» **WHAT THE TASK ASKS**:
Everything from the line that contains "Read out every word on this page." through the final line of the records should be written out exactly, and nothing outside that span.

» **EXERCISE INPUT**:
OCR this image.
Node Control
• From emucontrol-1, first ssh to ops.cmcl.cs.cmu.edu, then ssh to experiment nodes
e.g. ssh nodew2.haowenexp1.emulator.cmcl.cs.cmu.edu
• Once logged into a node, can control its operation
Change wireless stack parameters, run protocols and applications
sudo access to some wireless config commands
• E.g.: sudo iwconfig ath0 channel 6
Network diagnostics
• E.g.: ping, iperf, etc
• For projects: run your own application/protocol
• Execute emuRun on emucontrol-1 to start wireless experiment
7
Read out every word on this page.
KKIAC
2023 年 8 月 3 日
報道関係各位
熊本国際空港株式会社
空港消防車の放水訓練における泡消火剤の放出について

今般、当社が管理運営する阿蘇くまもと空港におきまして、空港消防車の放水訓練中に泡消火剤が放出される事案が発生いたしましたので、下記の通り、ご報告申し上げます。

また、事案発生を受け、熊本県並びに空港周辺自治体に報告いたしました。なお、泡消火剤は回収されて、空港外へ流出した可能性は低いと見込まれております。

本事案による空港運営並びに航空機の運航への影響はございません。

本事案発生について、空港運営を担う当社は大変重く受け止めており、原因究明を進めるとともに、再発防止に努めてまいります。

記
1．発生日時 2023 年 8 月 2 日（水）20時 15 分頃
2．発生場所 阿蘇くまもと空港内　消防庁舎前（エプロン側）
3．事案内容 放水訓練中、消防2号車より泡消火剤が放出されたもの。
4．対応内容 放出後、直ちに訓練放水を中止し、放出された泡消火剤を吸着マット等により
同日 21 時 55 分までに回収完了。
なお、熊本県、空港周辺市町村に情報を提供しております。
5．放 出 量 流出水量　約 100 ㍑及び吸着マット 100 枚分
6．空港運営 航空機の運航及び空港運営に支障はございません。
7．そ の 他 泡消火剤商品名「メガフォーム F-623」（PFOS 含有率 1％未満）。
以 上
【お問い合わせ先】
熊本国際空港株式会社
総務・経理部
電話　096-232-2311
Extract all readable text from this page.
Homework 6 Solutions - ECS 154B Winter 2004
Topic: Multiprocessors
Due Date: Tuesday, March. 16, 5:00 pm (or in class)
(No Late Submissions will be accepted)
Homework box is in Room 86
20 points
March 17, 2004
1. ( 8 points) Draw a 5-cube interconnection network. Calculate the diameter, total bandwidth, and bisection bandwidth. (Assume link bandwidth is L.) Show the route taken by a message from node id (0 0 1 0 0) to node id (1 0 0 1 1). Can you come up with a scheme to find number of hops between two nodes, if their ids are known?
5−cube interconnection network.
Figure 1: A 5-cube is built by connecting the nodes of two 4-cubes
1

» **FULL OUTPUT**:
Read out every word on this page.
KKIAC
2023 年 8 月 3 日
報道関係各位
熊本国際空港株式会社
空港消防車の放水訓練における泡消火剤の放出について

今般、当社が管理運営する阿蘇くまもと空港におきまして、空港消防車の放水訓練中に泡消火剤が放出される事案が発生いたしましたので、下記の通り、ご報告申し上げます。

また、事案発生を受け、熊本県並びに空港周辺自治体に報告いたしました。なお、泡消火剤は回収されて、空港外へ流出した可能性は低いと見込まれております。

本事案による空港運営並びに航空機の運航への影響はございません。

本事案発生について、空港運営を担う当社は大変重く受け止めており、原因究明を進めるとともに、再発防止に努めてまいります。

記
1．発生日時 2023 年 8 月 2 日（水）20時 15 分頃
2．発生場所 阿蘇くまもと空港内　消防庁舎前（エプロン側）
3．事案内容 放水訓練中、消防2号車より泡消火剤が放出されたもの。
4．対応内容 放出後、直ちに訓練放水を中止し、放出された泡消火剤を吸着マット等により
同日 21 時 55 分までに回収完了。
なお、熊本県、空港周辺市町村に情報を提供しております。
5．放 出 量 流出水量　約 100 ㍑及び吸着マット 100 枚分
6．空港運営 航空機の運航及び空港運営に支障はございません。
7．そ の 他 泡消火剤商品名「メガフォーム F-623」（PFOS 含有率 1％未満）。
以 上
【お問い合わせ先】
熊本国際空港株式会社
総務・経理部
電話　096-232-2311
Extract all readable text from this page.
Homework 6 Solutions - ECS 154B Winter 2004
Topic: Multiprocessors
Due Date: Tuesday, March. 16, 5:00 pm (or in class)
(No Late Submissions will be accepted)
Homework box is in Room 86
20 points
March 17, 2004
1. ( 8 points) Draw a 5-cube interconnection network. Calculate the diameter, total bandwidth, and bisection bandwidth. (Assume link bandwidth is L.) Show the route taken by a message from node id (0 0 1 0 0) to node id (1 0 0 1 1). Can you come up with a scheme to find number of hops between two nodes, if their ids are known?
5−cube interconnection network.
Figure 1: A 5-cube is built by connecting the nodes of two 4-cubes
1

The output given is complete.